>> start Supplied records

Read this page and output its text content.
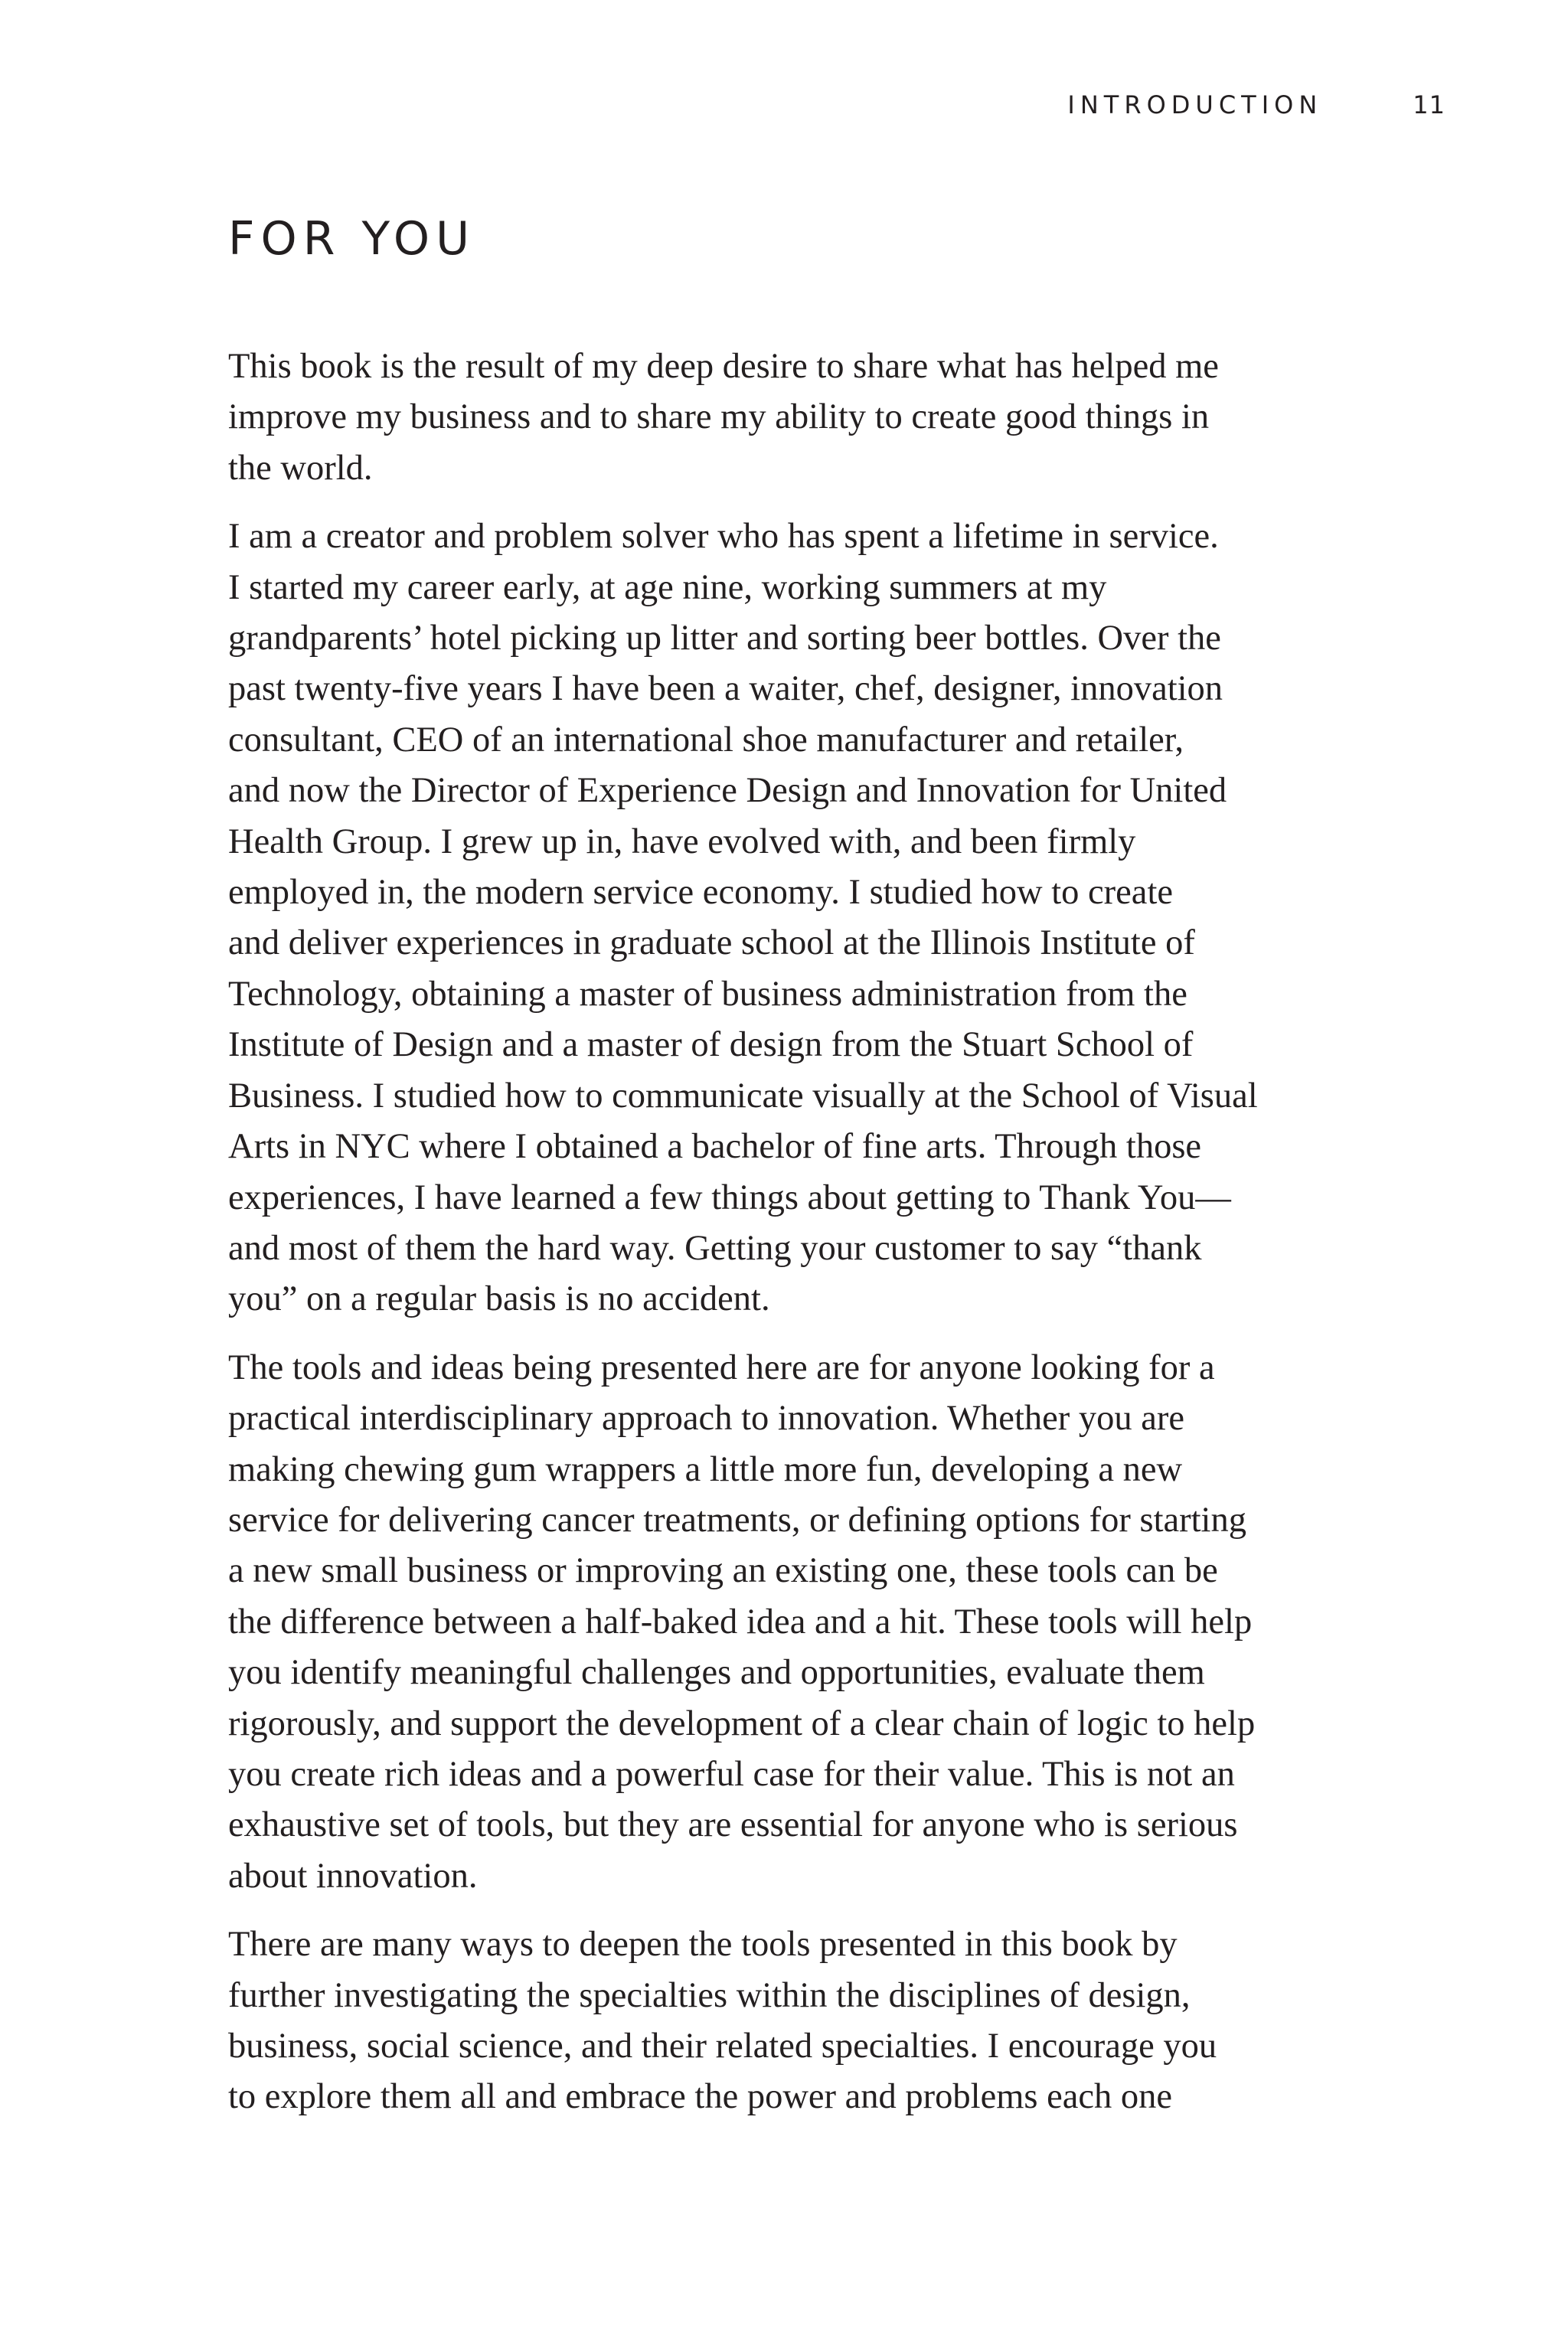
INTRODUCTION	11
FOR YOU

This book is the result of my deep desire to share what has helped me
improve my business and to share my ability to create good things in
the world.

I am a creator and problem solver who has spent a lifetime in service.
I started my career early, at age nine, working summers at my
grandparents’ hotel picking up litter and sorting beer bottles. Over the
past twenty-five years I have been a waiter, chef, designer, innovation
consultant, CEO of an international shoe manufacturer and retailer,
and now the Director of Experience Design and Innovation for United
Health Group. I grew up in, have evolved with, and been firmly
employed in, the modern service economy. I studied how to create
and deliver experiences in graduate school at the Illinois Institute of
Technology, obtaining a master of business administration from the
Institute of Design and a master of design from the Stuart School of
Business. I studied how to communicate visually at the School of Visual
Arts in NYC where I obtained a bachelor of fine arts. Through those
experiences, I have learned a few things about getting to Thank You—
and most of them the hard way. Getting your customer to say “thank
you” on a regular basis is no accident.

The tools and ideas being presented here are for anyone looking for a
practical interdisciplinary approach to innovation. Whether you are
making chewing gum wrappers a little more fun, developing a new
service for delivering cancer treatments, or defining options for starting
a new small business or improving an existing one, these tools can be
the difference between a half-baked idea and a hit. These tools will help
you identify meaningful challenges and opportunities, evaluate them
rigorously, and support the development of a clear chain of logic to help
you create rich ideas and a powerful case for their value. This is not an
exhaustive set of tools, but they are essential for anyone who is serious
about innovation.

There are many ways to deepen the tools presented in this book by
further investigating the specialties within the disciplines of design,
business, social science, and their related specialties. I encourage you
to explore them all and embrace the power and problems each one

>> end Supplied records

**Given exercise:**
Omit any images, then output the listing exactly.

**Finished answer:**
Read this page and output its text content.
INTRODUCTION	11
FOR YOU

This book is the result of my deep desire to share what has helped me
improve my business and to share my ability to create good things in
the world.

I am a creator and problem solver who has spent a lifetime in service.
I started my career early, at age nine, working summers at my
grandparents’ hotel picking up litter and sorting beer bottles. Over the
past twenty-five years I have been a waiter, chef, designer, innovation
consultant, CEO of an international shoe manufacturer and retailer,
and now the Director of Experience Design and Innovation for United
Health Group. I grew up in, have evolved with, and been firmly
employed in, the modern service economy. I studied how to create
and deliver experiences in graduate school at the Illinois Institute of
Technology, obtaining a master of business administration from the
Institute of Design and a master of design from the Stuart School of
Business. I studied how to communicate visually at the School of Visual
Arts in NYC where I obtained a bachelor of fine arts. Through those
experiences, I have learned a few things about getting to Thank You—
and most of them the hard way. Getting your customer to say “thank
you” on a regular basis is no accident.

The tools and ideas being presented here are for anyone looking for a
practical interdisciplinary approach to innovation. Whether you are
making chewing gum wrappers a little more fun, developing a new
service for delivering cancer treatments, or defining options for starting
a new small business or improving an existing one, these tools can be
the difference between a half-baked idea and a hit. These tools will help
you identify meaningful challenges and opportunities, evaluate them
rigorously, and support the development of a clear chain of logic to help
you create rich ideas and a powerful case for their value. This is not an
exhaustive set of tools, but they are essential for anyone who is serious
about innovation.

There are many ways to deepen the tools presented in this book by
further investigating the specialties within the disciplines of design,
business, social science, and their related specialties. I encourage you
to explore them all and embrace the power and problems each one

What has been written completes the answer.